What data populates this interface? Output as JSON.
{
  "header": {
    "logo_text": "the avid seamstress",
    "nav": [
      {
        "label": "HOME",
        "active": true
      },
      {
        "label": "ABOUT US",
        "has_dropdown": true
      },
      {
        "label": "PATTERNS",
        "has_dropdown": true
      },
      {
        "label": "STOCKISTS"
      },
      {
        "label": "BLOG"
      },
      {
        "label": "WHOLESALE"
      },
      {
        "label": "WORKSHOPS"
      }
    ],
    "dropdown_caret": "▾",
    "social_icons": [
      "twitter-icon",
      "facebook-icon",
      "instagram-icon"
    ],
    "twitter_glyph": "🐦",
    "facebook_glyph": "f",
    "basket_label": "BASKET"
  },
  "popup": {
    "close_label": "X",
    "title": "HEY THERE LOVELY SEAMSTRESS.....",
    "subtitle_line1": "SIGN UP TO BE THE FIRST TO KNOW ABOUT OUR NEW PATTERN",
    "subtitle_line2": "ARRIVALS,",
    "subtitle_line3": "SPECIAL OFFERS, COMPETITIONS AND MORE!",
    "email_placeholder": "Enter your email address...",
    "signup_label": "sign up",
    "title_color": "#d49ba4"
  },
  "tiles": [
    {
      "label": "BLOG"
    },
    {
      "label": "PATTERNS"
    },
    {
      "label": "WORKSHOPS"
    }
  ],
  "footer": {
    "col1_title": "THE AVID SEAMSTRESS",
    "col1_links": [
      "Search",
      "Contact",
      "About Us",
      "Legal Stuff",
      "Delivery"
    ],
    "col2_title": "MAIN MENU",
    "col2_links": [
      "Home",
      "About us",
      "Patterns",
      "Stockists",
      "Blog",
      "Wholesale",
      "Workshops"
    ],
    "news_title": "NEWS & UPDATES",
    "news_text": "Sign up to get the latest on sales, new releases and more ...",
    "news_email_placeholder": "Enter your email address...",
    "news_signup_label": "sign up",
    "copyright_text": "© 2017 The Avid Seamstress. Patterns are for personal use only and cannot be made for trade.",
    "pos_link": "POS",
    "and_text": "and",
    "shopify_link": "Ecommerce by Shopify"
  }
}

---

Count how many lines above include the word "address" and answer with that figure only.

2